[Task instructions] Show every line of the records below that contains the word "type".

[Records to process]
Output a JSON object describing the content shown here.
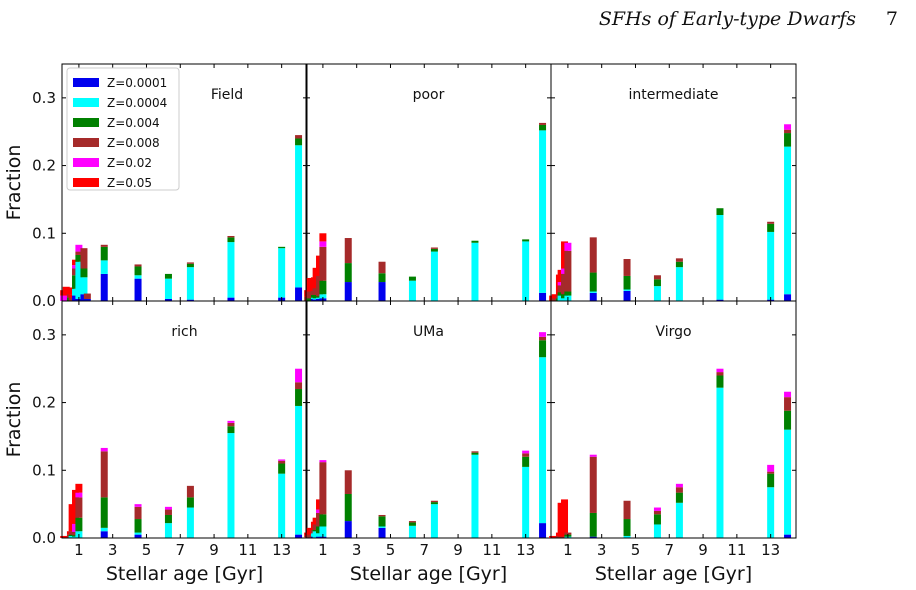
{
  "header": {
    "running_title": "SFHs of Early-type Dwarfs",
    "page_number": "7"
  },
  "chart_data": {
    "type": "bar",
    "stacked": true,
    "xlabel": "Stellar age [Gyr]",
    "ylabel": "Fraction",
    "xticks": [
      "1",
      "3",
      "5",
      "7",
      "9",
      "11",
      "13"
    ],
    "yticks": [
      "0.0",
      "0.1",
      "0.2",
      "0.3"
    ],
    "xlim": [
      0,
      14.5
    ],
    "ylim": [
      0,
      0.35
    ],
    "legend": {
      "placement": "top-left of first panel",
      "entries": [
        "Z=0.0001",
        "Z=0.0004",
        "Z=0.004",
        "Z=0.008",
        "Z=0.02",
        "Z=0.05"
      ]
    },
    "series_colors": [
      "#0000ee",
      "#00ffff",
      "#008000",
      "#a52a2a",
      "#ff00ff",
      "#ff0000"
    ],
    "age_bins": [
      0.1,
      0.25,
      0.5,
      0.6,
      0.8,
      1.0,
      1.3,
      1.5,
      2.5,
      4.5,
      6.3,
      7.6,
      10.0,
      13.0,
      14.0
    ],
    "panels": [
      {
        "name": "Field",
        "stacks": [
          [
            0,
            0,
            0,
            0,
            0.008,
            0.008
          ],
          [
            0,
            0,
            0,
            0,
            0.008,
            0.013
          ],
          [
            0,
            0,
            0.005,
            0.005,
            0,
            0.01
          ],
          [
            0,
            0,
            0,
            0.005,
            0,
            0.005
          ],
          [
            0.008,
            0.01,
            0.02,
            0.01,
            0.005,
            0.008
          ],
          [
            0.003,
            0.055,
            0.01,
            0.005,
            0.01,
            0
          ],
          [
            0.01,
            0.025,
            0.013,
            0.03,
            0,
            0
          ],
          [
            0.003,
            0,
            0,
            0.008,
            0,
            0
          ],
          [
            0.04,
            0.02,
            0.02,
            0.003,
            0,
            0
          ],
          [
            0.033,
            0.005,
            0.013,
            0.003,
            0,
            0
          ],
          [
            0.003,
            0.03,
            0.007,
            0,
            0,
            0
          ],
          [
            0.002,
            0.048,
            0.005,
            0.002,
            0,
            0
          ],
          [
            0.005,
            0.082,
            0.007,
            0.002,
            0,
            0
          ],
          [
            0.005,
            0.073,
            0.002,
            0,
            0,
            0
          ],
          [
            0.02,
            0.21,
            0.01,
            0.005,
            0,
            0
          ]
        ]
      },
      {
        "name": "poor",
        "stacks": [
          [
            0,
            0,
            0,
            0.006,
            0,
            0.01
          ],
          [
            0,
            0,
            0.004,
            0.01,
            0,
            0.02
          ],
          [
            0.003,
            0.002,
            0.004,
            0.006,
            0,
            0.02
          ],
          [
            0.002,
            0.002,
            0.005,
            0.01,
            0,
            0.03
          ],
          [
            0.003,
            0.002,
            0.002,
            0.03,
            0,
            0.03
          ],
          [
            0.004,
            0.006,
            0.02,
            0.05,
            0.008,
            0.012
          ],
          [
            0,
            0,
            0,
            0,
            0,
            0
          ],
          [
            0,
            0,
            0,
            0,
            0,
            0
          ],
          [
            0.028,
            0,
            0.028,
            0.037,
            0,
            0
          ],
          [
            0.028,
            0,
            0.013,
            0.017,
            0,
            0
          ],
          [
            0,
            0.03,
            0.006,
            0,
            0,
            0
          ],
          [
            0,
            0.073,
            0.004,
            0.002,
            0,
            0
          ],
          [
            0,
            0.086,
            0.003,
            0,
            0,
            0
          ],
          [
            0,
            0.088,
            0.003,
            0,
            0,
            0
          ],
          [
            0.012,
            0.24,
            0.008,
            0.003,
            0,
            0
          ]
        ]
      },
      {
        "name": "intermediate",
        "stacks": [
          [
            0,
            0,
            0,
            0,
            0,
            0.008
          ],
          [
            0,
            0,
            0,
            0.004,
            0,
            0.006
          ],
          [
            0,
            0,
            0.004,
            0.005,
            0,
            0.03
          ],
          [
            0,
            0.008,
            0.005,
            0.01,
            0.005,
            0.018
          ],
          [
            0,
            0.004,
            0.006,
            0.03,
            0.008,
            0.04
          ],
          [
            0,
            0.008,
            0.006,
            0.06,
            0.012,
            0
          ],
          [
            0,
            0,
            0,
            0,
            0,
            0
          ],
          [
            0,
            0,
            0,
            0,
            0,
            0
          ],
          [
            0.012,
            0.002,
            0.028,
            0.052,
            0,
            0
          ],
          [
            0.015,
            0.002,
            0.02,
            0.025,
            0,
            0
          ],
          [
            0,
            0.022,
            0.01,
            0.006,
            0,
            0
          ],
          [
            0,
            0.05,
            0.008,
            0.005,
            0,
            0
          ],
          [
            0.002,
            0.125,
            0.01,
            0,
            0,
            0
          ],
          [
            0.002,
            0.1,
            0.012,
            0.003,
            0,
            0
          ],
          [
            0.01,
            0.218,
            0.02,
            0.005,
            0.008,
            0
          ]
        ]
      },
      {
        "name": "rich",
        "stacks": [
          [
            0,
            0,
            0,
            0,
            0,
            0.003
          ],
          [
            0,
            0,
            0,
            0,
            0,
            0.003
          ],
          [
            0,
            0,
            0,
            0.005,
            0,
            0.005
          ],
          [
            0,
            0.003,
            0.002,
            0.005,
            0,
            0.04
          ],
          [
            0,
            0.002,
            0.002,
            0.005,
            0.012,
            0.05
          ],
          [
            0,
            0.01,
            0.02,
            0.03,
            0.007,
            0.013
          ],
          [
            0,
            0,
            0,
            0,
            0,
            0
          ],
          [
            0,
            0,
            0,
            0,
            0,
            0
          ],
          [
            0.01,
            0.005,
            0.045,
            0.068,
            0.005,
            0
          ],
          [
            0.005,
            0.003,
            0.02,
            0.018,
            0.004,
            0
          ],
          [
            0,
            0.022,
            0.012,
            0.008,
            0.004,
            0
          ],
          [
            0,
            0.045,
            0.015,
            0.017,
            0,
            0
          ],
          [
            0,
            0.155,
            0.01,
            0.005,
            0.003,
            0
          ],
          [
            0,
            0.095,
            0.015,
            0.004,
            0.002,
            0
          ],
          [
            0.005,
            0.19,
            0.025,
            0.01,
            0.02,
            0
          ]
        ]
      },
      {
        "name": "UMa",
        "stacks": [
          [
            0,
            0,
            0,
            0.003,
            0,
            0.005
          ],
          [
            0,
            0,
            0,
            0.005,
            0,
            0.01
          ],
          [
            0.002,
            0.005,
            0,
            0.005,
            0,
            0.012
          ],
          [
            0,
            0.01,
            0.002,
            0.008,
            0,
            0.01
          ],
          [
            0.002,
            0.005,
            0.01,
            0.02,
            0.005,
            0.015
          ],
          [
            0.002,
            0.015,
            0.018,
            0.077,
            0.003,
            0
          ],
          [
            0,
            0,
            0,
            0,
            0,
            0
          ],
          [
            0,
            0,
            0,
            0,
            0,
            0
          ],
          [
            0.025,
            0,
            0.04,
            0.035,
            0,
            0
          ],
          [
            0.015,
            0.002,
            0.015,
            0.002,
            0,
            0
          ],
          [
            0,
            0.018,
            0.005,
            0.002,
            0,
            0
          ],
          [
            0,
            0.05,
            0.003,
            0.002,
            0,
            0
          ],
          [
            0,
            0.123,
            0.003,
            0.002,
            0,
            0
          ],
          [
            0,
            0.105,
            0.015,
            0.005,
            0.004,
            0
          ],
          [
            0.022,
            0.245,
            0.025,
            0.005,
            0.007,
            0
          ]
        ]
      },
      {
        "name": "Virgo",
        "stacks": [
          [
            0,
            0,
            0,
            0,
            0,
            0.003
          ],
          [
            0,
            0,
            0,
            0,
            0,
            0.003
          ],
          [
            0,
            0,
            0,
            0.003,
            0,
            0.005
          ],
          [
            0,
            0,
            0,
            0.002,
            0,
            0.05
          ],
          [
            0,
            0,
            0,
            0.002,
            0,
            0.055
          ],
          [
            0,
            0.002,
            0.003,
            0.003,
            0,
            0
          ],
          [
            0,
            0,
            0,
            0,
            0,
            0
          ],
          [
            0,
            0,
            0,
            0,
            0,
            0
          ],
          [
            0.002,
            0,
            0.035,
            0.083,
            0.003,
            0
          ],
          [
            0,
            0.003,
            0.025,
            0.027,
            0,
            0
          ],
          [
            0,
            0.02,
            0.015,
            0.005,
            0.005,
            0
          ],
          [
            0,
            0.052,
            0.015,
            0.008,
            0.005,
            0
          ],
          [
            0,
            0.222,
            0.018,
            0.005,
            0.005,
            0
          ],
          [
            0,
            0.075,
            0.02,
            0.003,
            0.01,
            0
          ],
          [
            0.005,
            0.155,
            0.028,
            0.02,
            0.008,
            0
          ]
        ]
      }
    ]
  }
}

[Exercise output]
    "running_title": "SFHs of Early-type Dwarfs",
    "type": "bar",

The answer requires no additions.